What is asked. List every line below containing "Spread".

Records that describe figures
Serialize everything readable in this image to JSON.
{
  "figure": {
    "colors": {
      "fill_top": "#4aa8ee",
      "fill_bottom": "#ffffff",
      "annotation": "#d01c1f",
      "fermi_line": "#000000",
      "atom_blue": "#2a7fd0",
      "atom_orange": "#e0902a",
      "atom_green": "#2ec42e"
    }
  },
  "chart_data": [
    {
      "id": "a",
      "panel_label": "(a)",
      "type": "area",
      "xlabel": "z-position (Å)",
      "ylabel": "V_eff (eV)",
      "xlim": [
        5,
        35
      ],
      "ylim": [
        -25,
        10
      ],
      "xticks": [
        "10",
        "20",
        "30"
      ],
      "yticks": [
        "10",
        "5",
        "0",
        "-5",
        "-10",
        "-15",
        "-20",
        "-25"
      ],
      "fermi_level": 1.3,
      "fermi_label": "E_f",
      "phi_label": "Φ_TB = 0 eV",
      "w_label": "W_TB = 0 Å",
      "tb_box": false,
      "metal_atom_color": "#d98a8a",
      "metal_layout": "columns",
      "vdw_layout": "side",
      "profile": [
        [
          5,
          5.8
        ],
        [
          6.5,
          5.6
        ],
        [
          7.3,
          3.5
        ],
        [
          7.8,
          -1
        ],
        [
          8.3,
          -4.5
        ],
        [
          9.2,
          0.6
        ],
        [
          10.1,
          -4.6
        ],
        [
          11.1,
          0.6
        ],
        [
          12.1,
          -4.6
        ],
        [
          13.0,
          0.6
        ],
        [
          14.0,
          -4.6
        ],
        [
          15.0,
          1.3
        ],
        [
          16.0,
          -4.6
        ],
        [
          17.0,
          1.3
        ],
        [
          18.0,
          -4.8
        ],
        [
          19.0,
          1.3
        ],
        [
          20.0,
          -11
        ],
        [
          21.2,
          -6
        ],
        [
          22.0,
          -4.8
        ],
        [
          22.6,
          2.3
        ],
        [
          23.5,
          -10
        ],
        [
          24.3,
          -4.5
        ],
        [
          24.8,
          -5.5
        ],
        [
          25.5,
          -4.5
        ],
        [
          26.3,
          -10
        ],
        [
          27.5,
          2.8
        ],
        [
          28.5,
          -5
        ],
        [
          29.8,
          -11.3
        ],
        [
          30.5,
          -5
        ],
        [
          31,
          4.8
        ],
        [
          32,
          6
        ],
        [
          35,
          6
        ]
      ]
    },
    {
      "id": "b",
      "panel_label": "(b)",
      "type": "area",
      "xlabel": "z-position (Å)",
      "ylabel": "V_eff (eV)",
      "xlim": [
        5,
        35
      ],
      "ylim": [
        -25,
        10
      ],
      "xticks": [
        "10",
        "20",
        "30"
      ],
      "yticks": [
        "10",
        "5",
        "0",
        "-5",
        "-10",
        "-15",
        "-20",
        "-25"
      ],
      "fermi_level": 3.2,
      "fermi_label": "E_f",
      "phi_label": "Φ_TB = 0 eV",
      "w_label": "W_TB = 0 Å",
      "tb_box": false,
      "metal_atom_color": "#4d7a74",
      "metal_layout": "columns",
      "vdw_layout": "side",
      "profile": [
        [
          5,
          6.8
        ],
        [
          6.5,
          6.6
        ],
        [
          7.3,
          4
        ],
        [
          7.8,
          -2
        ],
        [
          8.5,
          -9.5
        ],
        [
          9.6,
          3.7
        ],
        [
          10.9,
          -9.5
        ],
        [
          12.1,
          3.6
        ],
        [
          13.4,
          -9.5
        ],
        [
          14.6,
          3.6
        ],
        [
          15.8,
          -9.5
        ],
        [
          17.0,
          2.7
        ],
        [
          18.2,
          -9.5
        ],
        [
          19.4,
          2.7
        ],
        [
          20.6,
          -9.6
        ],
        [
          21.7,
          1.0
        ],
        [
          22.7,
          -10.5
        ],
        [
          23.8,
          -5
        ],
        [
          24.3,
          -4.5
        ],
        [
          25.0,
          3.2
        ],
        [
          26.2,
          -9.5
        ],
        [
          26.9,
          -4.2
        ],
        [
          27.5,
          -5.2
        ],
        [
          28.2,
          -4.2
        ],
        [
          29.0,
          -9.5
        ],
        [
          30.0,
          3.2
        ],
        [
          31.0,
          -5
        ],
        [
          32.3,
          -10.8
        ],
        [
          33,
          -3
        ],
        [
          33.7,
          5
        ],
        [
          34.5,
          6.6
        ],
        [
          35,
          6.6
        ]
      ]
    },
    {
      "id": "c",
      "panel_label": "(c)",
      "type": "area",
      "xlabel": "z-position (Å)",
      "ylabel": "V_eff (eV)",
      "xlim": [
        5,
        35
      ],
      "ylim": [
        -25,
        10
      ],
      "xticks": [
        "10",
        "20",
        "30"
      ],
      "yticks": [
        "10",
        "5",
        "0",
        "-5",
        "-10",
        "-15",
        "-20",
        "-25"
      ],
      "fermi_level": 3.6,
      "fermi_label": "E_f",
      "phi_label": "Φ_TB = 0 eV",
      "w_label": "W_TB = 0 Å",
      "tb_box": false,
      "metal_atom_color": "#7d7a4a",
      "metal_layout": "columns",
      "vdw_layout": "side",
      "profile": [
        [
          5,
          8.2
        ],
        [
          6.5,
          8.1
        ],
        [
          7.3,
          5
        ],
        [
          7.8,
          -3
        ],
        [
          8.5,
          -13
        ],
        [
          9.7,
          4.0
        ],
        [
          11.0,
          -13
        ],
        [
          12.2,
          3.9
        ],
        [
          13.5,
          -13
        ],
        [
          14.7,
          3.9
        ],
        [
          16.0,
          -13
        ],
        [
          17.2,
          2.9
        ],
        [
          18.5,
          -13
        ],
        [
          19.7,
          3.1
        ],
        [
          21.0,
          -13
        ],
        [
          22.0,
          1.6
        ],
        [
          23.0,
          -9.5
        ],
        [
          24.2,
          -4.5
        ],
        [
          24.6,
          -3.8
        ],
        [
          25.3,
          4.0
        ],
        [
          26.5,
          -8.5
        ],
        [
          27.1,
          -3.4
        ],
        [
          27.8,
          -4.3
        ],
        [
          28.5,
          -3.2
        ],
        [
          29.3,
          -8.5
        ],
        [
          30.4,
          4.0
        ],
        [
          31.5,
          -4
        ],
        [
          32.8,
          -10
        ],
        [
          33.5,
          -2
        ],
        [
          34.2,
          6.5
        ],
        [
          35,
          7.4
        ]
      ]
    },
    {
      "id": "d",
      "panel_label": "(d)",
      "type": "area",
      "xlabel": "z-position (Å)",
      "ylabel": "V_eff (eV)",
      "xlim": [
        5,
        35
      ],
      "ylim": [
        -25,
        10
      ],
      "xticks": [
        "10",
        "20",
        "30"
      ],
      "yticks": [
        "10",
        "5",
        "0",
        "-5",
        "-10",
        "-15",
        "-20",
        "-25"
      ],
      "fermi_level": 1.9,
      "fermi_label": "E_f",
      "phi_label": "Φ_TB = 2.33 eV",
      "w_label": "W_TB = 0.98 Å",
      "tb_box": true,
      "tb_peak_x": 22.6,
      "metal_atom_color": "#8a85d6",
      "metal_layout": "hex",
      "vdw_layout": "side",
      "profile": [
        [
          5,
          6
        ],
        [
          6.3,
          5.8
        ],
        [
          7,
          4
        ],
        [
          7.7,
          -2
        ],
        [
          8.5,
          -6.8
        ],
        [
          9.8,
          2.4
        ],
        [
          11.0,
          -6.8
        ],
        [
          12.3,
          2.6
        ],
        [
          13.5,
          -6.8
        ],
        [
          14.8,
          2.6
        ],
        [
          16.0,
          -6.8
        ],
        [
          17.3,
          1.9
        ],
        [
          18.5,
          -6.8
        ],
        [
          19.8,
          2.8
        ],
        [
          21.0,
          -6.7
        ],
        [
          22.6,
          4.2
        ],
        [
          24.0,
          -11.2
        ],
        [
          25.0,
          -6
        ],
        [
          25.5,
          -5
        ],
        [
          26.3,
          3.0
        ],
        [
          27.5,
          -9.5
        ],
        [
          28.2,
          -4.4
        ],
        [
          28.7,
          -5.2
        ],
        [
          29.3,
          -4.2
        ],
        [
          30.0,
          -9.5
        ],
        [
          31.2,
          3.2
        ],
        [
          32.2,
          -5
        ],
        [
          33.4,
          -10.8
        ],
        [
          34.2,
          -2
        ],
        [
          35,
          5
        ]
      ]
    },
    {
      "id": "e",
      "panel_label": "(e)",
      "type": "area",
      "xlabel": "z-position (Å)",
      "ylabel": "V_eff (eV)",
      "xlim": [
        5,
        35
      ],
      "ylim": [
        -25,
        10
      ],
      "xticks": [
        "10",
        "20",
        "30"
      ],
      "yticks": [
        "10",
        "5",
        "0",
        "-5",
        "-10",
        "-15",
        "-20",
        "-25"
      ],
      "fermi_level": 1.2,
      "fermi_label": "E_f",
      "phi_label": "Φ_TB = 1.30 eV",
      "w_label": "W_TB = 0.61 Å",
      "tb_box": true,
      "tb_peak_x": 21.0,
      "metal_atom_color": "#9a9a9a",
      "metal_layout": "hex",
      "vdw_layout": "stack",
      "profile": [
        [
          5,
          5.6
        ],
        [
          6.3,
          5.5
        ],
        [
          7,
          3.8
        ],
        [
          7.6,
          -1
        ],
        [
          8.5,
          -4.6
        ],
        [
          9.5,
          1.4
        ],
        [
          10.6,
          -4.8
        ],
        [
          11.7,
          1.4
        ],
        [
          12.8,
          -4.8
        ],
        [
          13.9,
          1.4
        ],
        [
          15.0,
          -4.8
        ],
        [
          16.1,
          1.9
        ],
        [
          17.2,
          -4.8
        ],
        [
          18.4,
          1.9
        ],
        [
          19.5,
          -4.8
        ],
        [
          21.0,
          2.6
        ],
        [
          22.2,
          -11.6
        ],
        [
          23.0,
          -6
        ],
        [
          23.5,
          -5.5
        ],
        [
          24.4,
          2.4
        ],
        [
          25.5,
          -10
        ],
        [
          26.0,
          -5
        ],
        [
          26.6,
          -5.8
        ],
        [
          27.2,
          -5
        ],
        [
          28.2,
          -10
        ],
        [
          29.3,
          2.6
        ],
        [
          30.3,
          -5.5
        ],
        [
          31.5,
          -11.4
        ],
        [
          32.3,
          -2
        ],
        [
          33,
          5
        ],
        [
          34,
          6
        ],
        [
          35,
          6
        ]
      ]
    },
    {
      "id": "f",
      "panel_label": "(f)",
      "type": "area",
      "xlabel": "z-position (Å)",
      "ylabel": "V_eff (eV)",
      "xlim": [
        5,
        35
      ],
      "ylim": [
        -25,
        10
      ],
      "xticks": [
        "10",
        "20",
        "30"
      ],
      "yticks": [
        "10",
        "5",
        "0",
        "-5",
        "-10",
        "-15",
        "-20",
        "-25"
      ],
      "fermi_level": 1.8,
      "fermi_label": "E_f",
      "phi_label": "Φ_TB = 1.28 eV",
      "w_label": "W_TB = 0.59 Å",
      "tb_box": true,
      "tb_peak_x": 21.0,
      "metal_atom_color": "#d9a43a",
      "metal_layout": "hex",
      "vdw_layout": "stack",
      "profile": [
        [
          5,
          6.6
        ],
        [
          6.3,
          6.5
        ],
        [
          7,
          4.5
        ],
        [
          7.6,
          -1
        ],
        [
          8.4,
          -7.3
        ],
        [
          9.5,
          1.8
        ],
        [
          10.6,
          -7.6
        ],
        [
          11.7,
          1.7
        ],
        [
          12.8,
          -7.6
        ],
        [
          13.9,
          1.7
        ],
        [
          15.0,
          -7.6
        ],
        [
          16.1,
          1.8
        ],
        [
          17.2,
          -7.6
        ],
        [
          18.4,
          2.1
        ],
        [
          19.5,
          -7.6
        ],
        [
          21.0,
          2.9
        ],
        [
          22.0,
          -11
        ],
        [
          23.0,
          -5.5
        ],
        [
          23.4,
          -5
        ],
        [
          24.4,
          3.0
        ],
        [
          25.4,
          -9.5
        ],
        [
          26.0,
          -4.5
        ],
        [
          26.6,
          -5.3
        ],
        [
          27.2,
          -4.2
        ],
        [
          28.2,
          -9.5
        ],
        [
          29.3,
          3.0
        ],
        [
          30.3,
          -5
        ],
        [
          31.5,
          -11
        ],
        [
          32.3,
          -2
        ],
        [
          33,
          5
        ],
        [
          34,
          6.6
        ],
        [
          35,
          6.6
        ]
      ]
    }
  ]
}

* * *

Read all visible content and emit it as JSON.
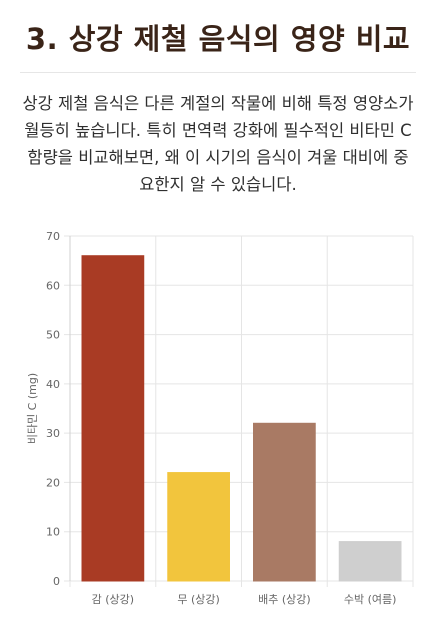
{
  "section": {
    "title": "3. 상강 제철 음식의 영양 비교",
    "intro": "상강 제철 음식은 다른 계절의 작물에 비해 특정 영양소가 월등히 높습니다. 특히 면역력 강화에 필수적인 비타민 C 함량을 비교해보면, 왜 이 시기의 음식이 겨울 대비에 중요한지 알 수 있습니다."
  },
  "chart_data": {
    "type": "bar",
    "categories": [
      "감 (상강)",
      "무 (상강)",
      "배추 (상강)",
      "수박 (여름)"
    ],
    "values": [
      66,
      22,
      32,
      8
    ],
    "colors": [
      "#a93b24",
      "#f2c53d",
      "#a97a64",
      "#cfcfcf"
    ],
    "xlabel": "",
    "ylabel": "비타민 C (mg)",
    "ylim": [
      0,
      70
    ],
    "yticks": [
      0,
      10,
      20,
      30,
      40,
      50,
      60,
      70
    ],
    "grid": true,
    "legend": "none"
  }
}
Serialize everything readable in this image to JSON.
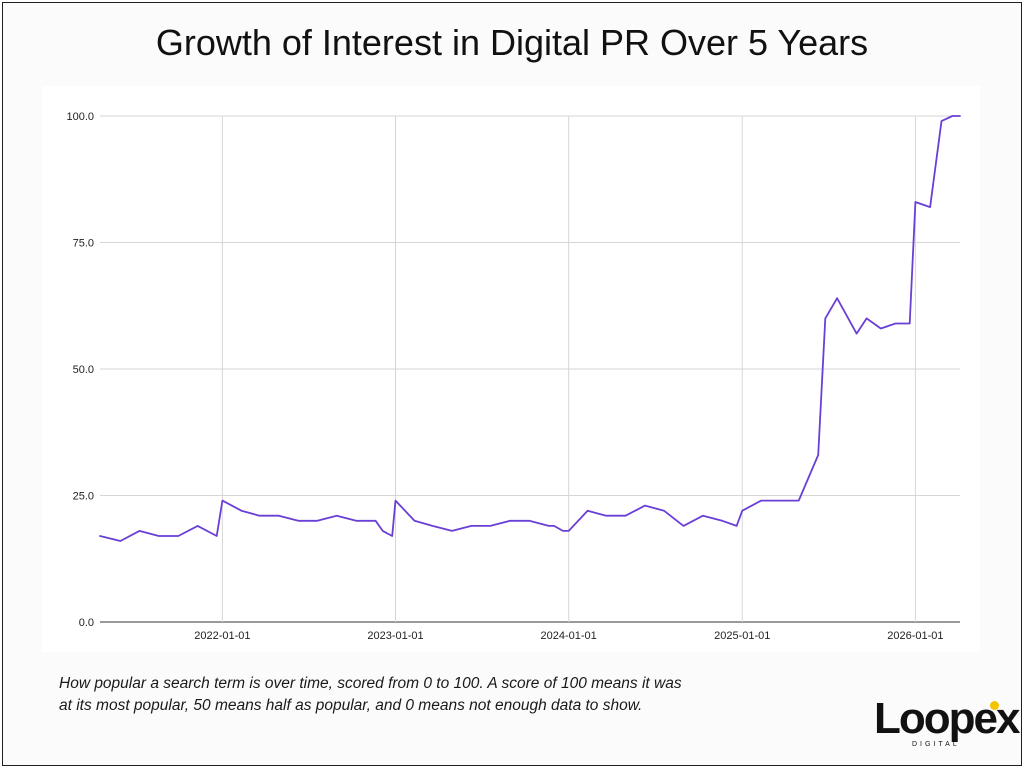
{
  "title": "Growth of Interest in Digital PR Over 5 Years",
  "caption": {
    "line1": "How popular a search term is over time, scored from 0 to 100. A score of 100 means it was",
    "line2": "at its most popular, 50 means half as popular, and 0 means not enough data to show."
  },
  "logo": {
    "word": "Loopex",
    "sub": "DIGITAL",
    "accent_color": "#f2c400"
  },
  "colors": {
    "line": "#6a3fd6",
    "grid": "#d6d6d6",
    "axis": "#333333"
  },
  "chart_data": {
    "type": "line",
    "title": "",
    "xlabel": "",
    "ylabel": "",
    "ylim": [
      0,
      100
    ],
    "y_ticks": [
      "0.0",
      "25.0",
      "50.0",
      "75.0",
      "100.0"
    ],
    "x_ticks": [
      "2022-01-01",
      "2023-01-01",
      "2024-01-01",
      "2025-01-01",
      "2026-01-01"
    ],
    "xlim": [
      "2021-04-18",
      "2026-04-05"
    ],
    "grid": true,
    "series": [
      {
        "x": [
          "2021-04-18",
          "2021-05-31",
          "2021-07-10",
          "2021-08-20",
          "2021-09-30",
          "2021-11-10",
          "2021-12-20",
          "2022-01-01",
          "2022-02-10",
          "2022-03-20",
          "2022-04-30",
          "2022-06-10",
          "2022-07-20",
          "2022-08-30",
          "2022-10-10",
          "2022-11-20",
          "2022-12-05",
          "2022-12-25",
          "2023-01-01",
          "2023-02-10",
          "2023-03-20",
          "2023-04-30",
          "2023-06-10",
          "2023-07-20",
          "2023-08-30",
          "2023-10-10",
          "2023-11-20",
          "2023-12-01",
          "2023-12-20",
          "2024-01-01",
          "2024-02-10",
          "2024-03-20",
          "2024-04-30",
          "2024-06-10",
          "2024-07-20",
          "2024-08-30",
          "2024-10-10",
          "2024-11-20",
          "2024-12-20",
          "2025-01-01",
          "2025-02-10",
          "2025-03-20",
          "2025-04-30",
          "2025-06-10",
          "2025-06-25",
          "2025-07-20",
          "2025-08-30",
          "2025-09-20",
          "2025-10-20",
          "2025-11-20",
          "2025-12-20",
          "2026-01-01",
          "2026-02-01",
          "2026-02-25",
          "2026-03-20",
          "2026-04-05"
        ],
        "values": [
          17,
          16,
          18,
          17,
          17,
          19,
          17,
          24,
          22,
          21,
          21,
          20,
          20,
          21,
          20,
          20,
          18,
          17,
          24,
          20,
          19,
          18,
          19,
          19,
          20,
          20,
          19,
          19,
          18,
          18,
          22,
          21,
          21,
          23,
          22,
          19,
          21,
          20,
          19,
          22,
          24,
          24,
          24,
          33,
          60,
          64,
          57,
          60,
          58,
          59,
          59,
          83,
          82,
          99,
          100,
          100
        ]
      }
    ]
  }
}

==

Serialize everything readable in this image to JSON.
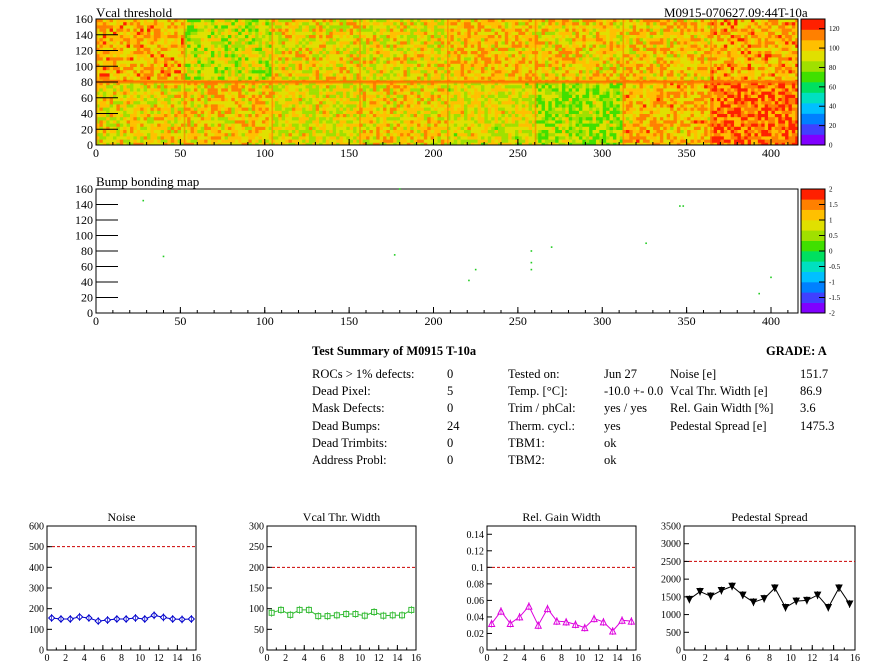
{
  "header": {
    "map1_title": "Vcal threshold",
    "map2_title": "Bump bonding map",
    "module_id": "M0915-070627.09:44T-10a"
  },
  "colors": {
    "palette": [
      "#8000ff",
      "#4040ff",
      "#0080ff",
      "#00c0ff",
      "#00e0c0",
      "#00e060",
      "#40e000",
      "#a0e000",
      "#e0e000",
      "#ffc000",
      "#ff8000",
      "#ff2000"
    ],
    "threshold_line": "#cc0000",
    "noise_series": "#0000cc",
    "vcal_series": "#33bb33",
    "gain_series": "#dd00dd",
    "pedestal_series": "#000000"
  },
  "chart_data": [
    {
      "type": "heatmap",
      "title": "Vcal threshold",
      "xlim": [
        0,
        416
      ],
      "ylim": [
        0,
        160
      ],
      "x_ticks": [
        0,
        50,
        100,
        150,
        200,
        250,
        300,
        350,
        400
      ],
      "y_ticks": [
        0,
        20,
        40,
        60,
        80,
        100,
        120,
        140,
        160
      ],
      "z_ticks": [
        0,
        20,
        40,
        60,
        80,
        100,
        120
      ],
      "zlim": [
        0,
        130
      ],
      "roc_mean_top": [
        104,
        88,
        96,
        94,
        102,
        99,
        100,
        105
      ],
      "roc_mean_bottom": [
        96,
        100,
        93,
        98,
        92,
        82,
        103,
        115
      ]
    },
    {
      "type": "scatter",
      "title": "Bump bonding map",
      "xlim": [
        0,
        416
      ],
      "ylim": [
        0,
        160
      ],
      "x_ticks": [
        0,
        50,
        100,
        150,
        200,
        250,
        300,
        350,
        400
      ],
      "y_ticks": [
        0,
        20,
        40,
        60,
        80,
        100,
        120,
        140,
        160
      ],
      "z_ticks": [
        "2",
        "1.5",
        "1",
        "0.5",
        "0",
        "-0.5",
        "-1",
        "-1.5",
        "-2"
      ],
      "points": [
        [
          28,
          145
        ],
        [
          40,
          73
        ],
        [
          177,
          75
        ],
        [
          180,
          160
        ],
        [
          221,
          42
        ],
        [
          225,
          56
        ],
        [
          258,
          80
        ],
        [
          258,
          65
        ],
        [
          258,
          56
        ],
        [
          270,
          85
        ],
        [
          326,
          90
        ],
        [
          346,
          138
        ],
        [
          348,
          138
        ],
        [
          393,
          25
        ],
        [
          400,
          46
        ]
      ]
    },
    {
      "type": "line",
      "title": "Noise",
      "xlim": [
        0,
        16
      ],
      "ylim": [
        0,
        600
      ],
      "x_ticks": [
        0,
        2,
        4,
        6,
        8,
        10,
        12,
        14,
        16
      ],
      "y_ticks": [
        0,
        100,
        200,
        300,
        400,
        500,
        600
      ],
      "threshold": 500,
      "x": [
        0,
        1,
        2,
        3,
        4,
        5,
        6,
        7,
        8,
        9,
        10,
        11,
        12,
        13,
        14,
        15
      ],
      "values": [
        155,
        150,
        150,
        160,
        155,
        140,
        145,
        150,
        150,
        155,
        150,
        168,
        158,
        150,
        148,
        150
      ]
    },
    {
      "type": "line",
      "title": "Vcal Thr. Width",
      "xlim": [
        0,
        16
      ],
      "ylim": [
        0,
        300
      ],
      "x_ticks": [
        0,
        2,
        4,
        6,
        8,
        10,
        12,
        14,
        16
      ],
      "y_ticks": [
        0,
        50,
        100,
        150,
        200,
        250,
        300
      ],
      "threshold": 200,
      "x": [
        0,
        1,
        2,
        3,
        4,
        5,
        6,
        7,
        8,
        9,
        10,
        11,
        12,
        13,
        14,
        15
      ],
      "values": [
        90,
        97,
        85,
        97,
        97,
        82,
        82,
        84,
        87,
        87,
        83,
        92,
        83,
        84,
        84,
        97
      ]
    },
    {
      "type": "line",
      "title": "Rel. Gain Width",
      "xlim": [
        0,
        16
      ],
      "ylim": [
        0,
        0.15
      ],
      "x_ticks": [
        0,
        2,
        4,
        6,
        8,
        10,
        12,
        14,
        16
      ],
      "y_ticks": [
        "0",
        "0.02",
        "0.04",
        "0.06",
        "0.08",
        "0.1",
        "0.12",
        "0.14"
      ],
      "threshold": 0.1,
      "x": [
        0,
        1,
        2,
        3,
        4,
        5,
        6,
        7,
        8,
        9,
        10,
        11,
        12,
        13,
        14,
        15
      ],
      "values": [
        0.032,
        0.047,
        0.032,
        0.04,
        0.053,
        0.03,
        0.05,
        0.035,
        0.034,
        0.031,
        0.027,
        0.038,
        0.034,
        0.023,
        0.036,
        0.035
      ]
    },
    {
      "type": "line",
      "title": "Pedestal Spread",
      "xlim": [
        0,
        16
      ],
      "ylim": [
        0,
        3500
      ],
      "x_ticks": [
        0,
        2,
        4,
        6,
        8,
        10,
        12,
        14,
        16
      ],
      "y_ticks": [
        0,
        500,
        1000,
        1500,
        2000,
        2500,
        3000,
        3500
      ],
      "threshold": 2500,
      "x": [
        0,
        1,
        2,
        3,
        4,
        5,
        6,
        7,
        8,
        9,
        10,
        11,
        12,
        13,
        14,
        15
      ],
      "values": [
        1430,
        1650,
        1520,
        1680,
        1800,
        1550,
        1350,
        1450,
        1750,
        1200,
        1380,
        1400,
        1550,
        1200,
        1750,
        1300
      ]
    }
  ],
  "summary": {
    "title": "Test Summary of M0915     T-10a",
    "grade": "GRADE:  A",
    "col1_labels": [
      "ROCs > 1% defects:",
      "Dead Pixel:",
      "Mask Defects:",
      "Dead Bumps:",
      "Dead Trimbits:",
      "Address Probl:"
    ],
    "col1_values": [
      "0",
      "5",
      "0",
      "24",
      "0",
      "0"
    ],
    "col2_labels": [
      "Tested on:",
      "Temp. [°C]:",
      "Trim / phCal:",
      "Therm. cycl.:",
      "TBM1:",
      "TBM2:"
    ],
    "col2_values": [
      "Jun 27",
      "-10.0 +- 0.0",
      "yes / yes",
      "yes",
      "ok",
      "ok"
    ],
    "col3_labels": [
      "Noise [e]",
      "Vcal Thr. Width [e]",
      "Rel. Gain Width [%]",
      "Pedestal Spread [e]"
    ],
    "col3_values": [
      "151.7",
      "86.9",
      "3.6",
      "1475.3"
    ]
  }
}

Solution for this exercise.
      "title": "Pedestal Spread",
      "Pedestal Spread [e]"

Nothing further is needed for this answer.